[Exercise prompt] In the material, take the lines from the one holding "List each element" through the one holding "581, 302, 596]", inclusive, and write them out again with "description-line" switched to "text-line" and nothing else changed. Leave the pictures out.

[Data for the task]

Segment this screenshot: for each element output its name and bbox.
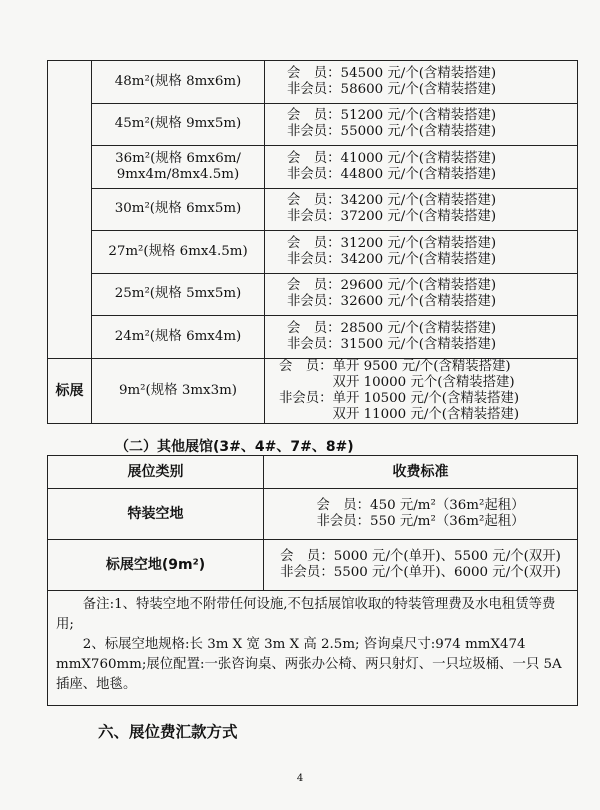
---
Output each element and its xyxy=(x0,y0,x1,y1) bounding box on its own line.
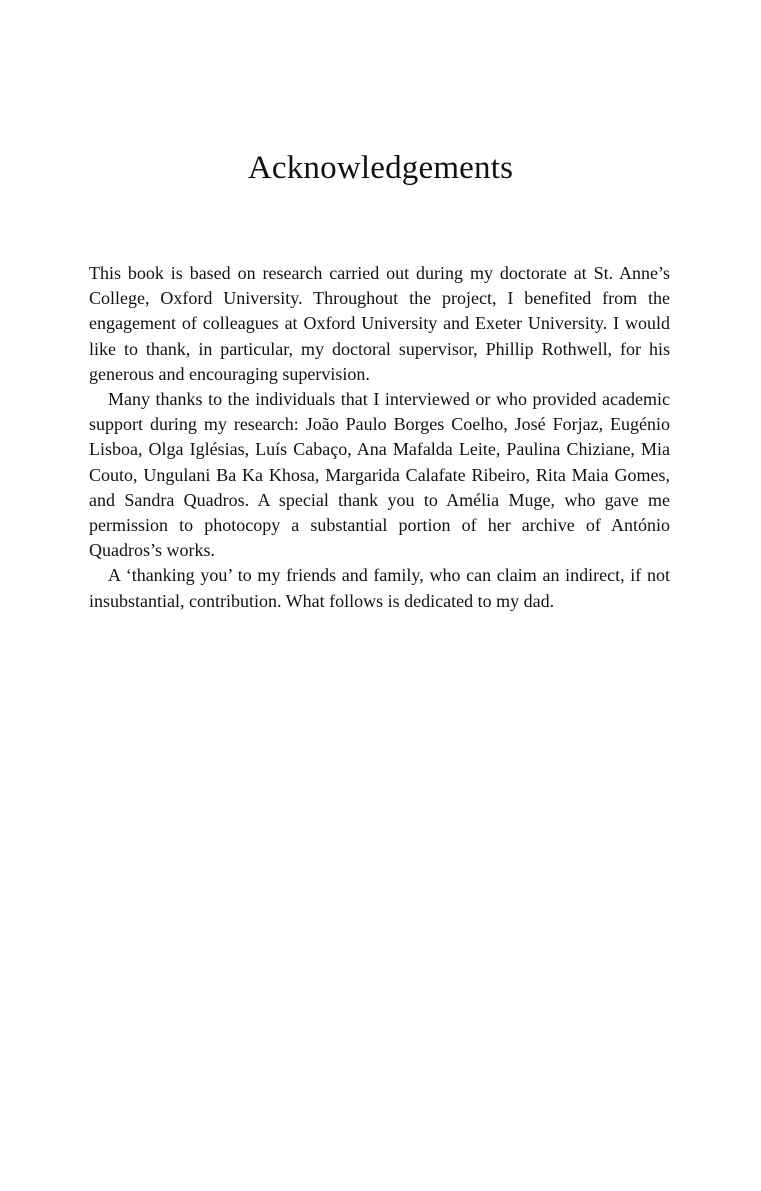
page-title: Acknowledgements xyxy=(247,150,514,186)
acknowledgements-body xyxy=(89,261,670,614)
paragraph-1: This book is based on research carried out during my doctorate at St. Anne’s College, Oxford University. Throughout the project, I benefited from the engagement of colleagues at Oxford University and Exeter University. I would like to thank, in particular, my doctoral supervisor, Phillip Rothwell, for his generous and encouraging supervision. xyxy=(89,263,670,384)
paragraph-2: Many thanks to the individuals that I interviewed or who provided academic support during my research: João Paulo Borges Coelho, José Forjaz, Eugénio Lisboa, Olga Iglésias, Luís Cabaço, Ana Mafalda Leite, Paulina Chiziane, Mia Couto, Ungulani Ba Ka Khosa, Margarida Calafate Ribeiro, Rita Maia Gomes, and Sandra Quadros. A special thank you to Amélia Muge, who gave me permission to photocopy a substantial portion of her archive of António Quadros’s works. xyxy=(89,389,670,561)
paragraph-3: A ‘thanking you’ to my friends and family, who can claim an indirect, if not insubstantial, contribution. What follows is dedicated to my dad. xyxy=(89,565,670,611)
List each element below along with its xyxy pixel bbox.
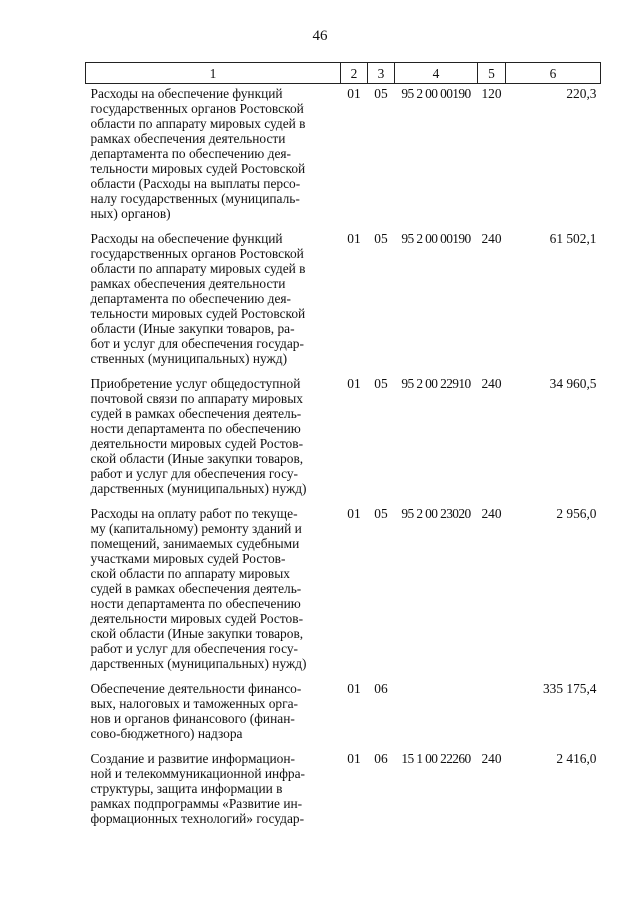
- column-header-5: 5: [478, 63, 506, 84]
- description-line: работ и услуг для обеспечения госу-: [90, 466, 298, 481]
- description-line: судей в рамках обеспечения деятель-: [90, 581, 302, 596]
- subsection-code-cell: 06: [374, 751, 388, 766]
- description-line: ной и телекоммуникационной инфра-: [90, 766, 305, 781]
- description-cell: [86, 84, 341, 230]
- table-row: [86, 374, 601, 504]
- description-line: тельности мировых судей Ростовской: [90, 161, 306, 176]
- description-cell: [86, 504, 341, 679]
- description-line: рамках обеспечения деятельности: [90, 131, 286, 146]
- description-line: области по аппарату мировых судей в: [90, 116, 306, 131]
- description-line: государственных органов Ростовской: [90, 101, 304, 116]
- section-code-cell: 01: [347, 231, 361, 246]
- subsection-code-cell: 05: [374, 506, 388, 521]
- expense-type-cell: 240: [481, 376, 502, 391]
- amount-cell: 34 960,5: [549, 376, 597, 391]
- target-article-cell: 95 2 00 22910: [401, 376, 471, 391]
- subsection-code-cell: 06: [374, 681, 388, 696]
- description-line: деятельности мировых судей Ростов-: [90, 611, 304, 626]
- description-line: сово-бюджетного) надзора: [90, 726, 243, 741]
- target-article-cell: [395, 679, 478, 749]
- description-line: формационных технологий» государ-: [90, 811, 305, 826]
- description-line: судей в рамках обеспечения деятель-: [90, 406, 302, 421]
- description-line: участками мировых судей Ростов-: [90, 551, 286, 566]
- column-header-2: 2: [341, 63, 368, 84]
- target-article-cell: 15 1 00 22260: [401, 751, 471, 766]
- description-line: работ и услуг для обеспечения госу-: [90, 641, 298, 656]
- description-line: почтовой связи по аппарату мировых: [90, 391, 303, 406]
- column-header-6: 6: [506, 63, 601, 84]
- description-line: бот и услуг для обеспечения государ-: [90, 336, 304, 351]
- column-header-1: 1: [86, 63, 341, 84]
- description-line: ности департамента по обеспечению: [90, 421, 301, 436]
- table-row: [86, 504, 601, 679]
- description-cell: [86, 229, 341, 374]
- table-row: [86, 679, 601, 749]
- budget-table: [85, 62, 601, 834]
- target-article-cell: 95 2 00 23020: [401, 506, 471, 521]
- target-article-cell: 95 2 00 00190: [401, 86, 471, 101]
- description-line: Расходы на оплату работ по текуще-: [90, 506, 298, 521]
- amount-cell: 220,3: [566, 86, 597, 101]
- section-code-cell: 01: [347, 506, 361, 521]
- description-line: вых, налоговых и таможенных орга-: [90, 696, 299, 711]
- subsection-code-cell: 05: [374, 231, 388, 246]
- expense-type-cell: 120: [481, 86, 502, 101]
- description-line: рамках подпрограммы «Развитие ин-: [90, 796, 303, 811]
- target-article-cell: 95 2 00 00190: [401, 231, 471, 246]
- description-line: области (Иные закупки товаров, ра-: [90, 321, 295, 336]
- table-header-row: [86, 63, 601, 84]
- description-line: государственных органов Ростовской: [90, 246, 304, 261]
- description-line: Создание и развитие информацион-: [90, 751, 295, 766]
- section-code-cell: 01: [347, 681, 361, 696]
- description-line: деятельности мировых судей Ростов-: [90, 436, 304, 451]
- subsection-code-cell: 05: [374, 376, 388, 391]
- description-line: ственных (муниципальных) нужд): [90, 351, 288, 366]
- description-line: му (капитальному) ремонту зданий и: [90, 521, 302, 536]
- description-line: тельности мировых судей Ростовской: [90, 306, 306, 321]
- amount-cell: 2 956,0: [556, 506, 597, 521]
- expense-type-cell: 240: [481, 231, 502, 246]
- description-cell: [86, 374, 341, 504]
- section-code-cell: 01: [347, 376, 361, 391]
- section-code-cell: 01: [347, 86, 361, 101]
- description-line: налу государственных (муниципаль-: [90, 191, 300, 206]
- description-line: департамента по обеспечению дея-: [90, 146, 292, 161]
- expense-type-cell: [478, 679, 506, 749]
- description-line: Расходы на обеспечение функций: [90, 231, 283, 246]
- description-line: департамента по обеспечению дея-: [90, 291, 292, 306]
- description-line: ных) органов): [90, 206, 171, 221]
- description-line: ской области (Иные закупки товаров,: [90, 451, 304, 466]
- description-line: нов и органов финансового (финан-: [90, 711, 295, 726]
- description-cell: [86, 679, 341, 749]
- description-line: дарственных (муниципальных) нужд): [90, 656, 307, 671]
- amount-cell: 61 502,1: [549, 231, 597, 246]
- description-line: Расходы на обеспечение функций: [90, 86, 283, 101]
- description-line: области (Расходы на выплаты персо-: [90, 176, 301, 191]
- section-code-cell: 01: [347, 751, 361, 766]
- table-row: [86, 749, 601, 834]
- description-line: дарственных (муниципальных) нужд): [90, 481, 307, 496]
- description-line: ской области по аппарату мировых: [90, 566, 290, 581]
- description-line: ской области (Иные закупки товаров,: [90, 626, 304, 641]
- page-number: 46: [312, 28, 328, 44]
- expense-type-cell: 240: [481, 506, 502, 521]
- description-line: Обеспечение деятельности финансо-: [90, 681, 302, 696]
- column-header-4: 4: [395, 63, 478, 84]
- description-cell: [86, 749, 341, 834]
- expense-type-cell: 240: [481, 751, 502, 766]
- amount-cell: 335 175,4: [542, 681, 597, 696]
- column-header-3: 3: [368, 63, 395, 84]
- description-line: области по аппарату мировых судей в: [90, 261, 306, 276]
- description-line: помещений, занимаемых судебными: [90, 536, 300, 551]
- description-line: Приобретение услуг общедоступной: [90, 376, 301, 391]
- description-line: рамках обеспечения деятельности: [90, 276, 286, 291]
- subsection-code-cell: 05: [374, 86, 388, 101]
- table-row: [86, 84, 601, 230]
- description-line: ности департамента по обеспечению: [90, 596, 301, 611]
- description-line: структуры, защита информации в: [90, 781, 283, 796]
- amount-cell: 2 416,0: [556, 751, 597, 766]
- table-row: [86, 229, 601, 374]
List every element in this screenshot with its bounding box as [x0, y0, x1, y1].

[Problem solution]
List each element below along with its xyxy pixel bbox.
- column-header-5: 5: [478, 63, 506, 84]
- text-line: работ и услуг для обеспечения госу-: [90, 466, 298, 481]
- text-line: судей в рамках обеспечения деятель-: [90, 581, 302, 596]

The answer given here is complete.